> **The exercise**
Extract every line where the string "части" appears.

# # # # #

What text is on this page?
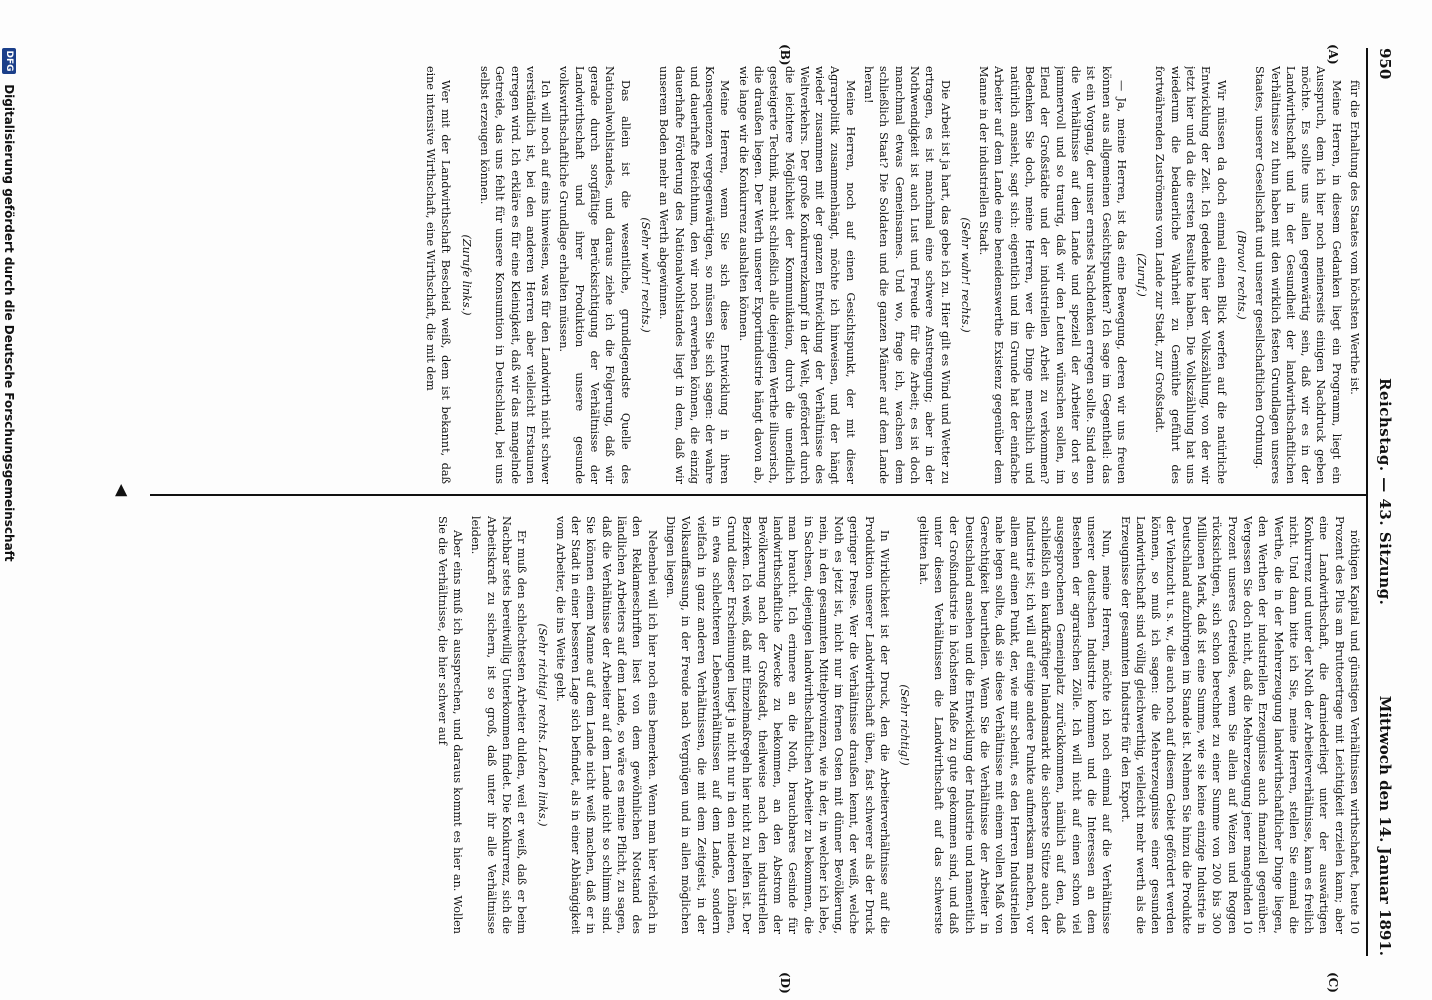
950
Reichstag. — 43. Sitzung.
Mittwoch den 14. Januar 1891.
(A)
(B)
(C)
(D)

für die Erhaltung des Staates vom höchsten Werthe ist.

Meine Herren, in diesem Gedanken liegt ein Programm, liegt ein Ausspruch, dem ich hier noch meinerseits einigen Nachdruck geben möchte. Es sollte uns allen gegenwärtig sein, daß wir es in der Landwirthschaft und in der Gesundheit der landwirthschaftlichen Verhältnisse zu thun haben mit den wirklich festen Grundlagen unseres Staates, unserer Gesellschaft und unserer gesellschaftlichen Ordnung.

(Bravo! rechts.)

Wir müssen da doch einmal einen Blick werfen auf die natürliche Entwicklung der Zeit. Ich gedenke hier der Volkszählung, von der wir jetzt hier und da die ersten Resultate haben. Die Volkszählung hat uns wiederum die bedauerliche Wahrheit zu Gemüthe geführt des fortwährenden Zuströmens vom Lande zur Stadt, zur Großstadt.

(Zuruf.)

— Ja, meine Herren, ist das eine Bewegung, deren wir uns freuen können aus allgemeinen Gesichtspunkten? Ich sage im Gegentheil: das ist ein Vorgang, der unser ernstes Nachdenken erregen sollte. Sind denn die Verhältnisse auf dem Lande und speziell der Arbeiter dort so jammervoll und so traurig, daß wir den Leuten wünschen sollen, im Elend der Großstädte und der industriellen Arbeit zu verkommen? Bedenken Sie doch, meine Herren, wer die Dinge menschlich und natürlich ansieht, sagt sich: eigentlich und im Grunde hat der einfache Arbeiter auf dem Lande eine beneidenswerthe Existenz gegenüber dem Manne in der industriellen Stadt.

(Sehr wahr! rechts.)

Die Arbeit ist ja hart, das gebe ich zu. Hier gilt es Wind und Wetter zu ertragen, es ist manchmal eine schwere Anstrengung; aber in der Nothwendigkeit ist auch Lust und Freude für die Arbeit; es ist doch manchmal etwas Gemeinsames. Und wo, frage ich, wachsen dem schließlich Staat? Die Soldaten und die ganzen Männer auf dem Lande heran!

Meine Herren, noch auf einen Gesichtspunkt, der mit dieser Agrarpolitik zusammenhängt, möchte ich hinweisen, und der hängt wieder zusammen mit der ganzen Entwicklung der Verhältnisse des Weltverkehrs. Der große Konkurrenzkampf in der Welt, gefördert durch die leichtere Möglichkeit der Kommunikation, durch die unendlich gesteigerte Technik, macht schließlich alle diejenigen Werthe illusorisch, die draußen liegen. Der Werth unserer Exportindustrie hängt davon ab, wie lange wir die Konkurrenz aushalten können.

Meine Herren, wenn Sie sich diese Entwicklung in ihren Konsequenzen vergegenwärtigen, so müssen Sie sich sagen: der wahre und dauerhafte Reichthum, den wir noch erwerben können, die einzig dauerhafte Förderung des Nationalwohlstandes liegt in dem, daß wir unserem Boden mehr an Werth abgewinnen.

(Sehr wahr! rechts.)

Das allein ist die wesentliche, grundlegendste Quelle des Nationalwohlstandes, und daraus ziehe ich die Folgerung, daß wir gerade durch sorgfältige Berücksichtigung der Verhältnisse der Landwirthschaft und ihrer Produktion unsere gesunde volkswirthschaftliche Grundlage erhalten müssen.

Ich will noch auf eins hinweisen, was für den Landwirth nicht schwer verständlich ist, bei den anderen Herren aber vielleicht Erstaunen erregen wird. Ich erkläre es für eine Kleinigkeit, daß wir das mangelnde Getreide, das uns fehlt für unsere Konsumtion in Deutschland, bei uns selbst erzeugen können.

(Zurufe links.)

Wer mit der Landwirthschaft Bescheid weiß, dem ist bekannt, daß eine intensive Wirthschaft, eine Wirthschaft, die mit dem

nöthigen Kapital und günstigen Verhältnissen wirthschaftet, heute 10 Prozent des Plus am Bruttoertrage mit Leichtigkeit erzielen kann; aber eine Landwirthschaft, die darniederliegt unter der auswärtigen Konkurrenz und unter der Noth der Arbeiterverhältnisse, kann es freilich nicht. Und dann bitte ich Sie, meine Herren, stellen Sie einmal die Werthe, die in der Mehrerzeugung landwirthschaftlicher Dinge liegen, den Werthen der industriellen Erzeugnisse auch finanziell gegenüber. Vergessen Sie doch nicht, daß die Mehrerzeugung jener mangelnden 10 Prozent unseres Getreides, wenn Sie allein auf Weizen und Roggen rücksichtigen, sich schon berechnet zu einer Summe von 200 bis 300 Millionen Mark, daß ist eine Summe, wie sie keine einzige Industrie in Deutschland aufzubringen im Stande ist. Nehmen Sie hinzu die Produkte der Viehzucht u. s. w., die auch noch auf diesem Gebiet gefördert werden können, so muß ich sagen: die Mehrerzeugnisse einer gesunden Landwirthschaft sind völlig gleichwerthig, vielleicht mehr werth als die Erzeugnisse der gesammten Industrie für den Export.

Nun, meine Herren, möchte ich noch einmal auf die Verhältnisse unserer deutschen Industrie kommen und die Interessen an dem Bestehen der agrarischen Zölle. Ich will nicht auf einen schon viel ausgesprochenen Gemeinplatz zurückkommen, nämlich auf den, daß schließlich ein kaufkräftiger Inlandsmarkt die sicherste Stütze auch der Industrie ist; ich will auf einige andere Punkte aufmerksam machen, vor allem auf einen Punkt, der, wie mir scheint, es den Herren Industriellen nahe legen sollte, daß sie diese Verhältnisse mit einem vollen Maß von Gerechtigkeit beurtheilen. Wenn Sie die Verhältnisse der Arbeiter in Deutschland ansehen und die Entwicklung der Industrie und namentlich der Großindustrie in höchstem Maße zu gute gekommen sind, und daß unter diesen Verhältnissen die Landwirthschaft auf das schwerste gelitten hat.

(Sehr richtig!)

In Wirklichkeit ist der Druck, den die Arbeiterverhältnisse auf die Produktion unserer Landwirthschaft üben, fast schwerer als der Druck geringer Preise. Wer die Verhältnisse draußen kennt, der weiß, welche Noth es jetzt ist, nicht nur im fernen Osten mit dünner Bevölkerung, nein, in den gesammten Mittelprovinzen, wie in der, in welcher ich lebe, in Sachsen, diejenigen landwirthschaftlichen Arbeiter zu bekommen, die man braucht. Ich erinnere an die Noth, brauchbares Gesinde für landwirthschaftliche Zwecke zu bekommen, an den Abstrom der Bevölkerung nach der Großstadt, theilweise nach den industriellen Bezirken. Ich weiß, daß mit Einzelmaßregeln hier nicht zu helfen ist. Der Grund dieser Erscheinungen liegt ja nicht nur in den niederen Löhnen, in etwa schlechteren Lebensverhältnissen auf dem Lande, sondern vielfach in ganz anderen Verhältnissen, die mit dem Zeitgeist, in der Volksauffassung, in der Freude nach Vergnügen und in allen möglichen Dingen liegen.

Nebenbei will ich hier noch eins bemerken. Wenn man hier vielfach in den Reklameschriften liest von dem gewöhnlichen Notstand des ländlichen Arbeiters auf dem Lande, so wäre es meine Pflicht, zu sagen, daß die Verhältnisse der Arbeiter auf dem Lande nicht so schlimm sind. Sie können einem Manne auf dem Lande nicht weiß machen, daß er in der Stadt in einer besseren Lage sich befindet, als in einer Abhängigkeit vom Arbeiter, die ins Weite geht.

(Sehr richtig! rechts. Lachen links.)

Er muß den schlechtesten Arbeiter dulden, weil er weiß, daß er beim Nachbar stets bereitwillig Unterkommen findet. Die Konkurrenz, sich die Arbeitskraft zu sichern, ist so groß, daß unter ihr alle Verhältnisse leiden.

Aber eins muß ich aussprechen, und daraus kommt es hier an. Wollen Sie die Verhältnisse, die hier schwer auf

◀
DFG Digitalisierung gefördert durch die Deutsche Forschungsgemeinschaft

# # # # #

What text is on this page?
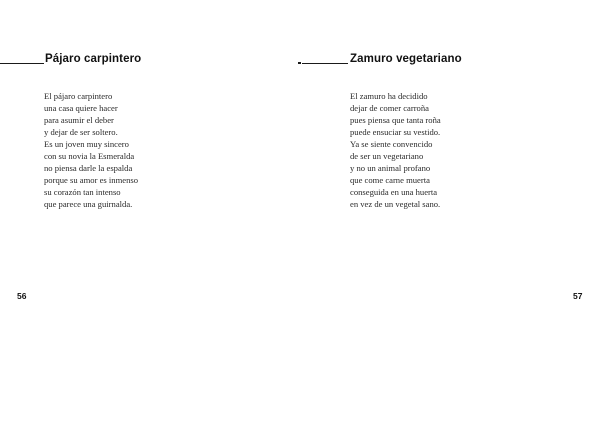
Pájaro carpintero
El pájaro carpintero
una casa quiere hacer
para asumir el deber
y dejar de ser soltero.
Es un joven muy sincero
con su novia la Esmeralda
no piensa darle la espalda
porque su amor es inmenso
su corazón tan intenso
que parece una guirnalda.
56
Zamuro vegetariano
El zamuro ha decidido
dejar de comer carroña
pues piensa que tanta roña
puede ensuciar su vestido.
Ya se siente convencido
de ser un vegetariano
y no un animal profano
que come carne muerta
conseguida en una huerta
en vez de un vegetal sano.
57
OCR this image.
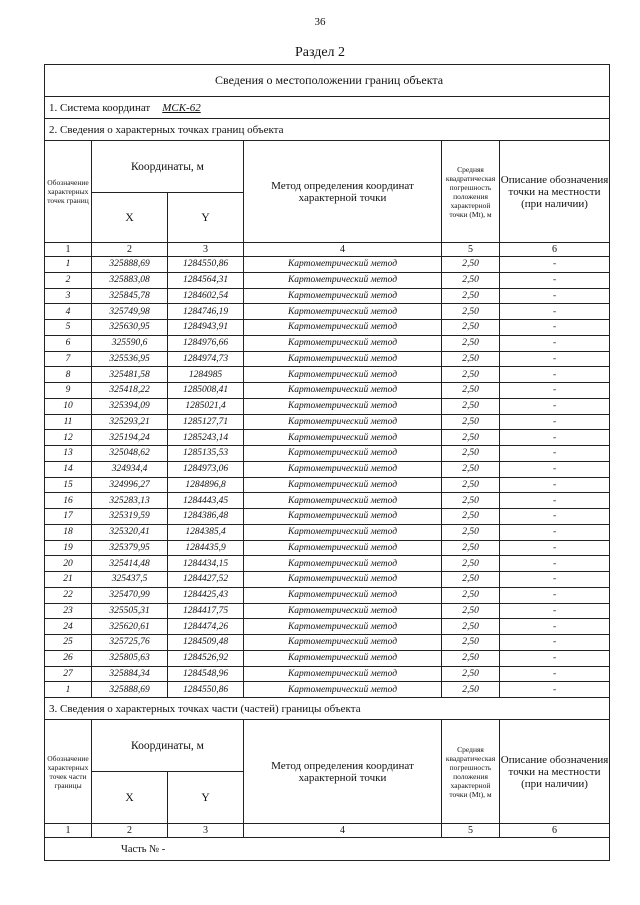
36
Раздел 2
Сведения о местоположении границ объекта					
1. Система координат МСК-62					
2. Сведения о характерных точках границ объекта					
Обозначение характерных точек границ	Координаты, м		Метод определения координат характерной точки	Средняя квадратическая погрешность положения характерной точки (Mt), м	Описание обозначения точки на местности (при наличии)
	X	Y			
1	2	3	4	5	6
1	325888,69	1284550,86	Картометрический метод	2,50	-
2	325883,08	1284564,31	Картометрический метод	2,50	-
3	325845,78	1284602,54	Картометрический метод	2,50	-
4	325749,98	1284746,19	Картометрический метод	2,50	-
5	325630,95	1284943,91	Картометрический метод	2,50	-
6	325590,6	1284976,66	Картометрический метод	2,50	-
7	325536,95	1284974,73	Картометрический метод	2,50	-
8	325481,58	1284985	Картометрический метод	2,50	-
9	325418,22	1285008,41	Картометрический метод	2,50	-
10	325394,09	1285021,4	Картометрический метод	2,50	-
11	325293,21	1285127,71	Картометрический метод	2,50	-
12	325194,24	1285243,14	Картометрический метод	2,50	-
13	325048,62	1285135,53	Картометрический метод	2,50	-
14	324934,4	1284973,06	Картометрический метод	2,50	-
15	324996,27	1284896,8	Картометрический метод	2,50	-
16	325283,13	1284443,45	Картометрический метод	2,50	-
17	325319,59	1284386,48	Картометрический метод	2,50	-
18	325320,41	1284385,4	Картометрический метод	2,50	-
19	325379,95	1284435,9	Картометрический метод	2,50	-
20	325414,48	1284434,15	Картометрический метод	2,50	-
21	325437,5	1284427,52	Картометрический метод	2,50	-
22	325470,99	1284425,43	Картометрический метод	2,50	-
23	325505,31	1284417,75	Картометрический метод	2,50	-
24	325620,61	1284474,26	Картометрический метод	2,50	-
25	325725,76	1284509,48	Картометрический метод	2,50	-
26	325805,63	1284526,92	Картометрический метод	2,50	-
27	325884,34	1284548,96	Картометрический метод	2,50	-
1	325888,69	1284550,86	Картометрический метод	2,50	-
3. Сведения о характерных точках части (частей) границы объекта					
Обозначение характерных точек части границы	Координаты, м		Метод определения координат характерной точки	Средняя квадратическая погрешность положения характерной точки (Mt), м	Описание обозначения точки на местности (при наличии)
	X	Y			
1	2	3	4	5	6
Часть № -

# # # # #

> **In response**
3. Сведения о характерных точках части (частей) границы объекта					
Обозначение характерных точек части границы	Координаты, м		Метод определения координат характерной точки	Средняя квадратическая погрешность положения характерной точки (Mt), м	Описание обозначения точки на местности (при наличии)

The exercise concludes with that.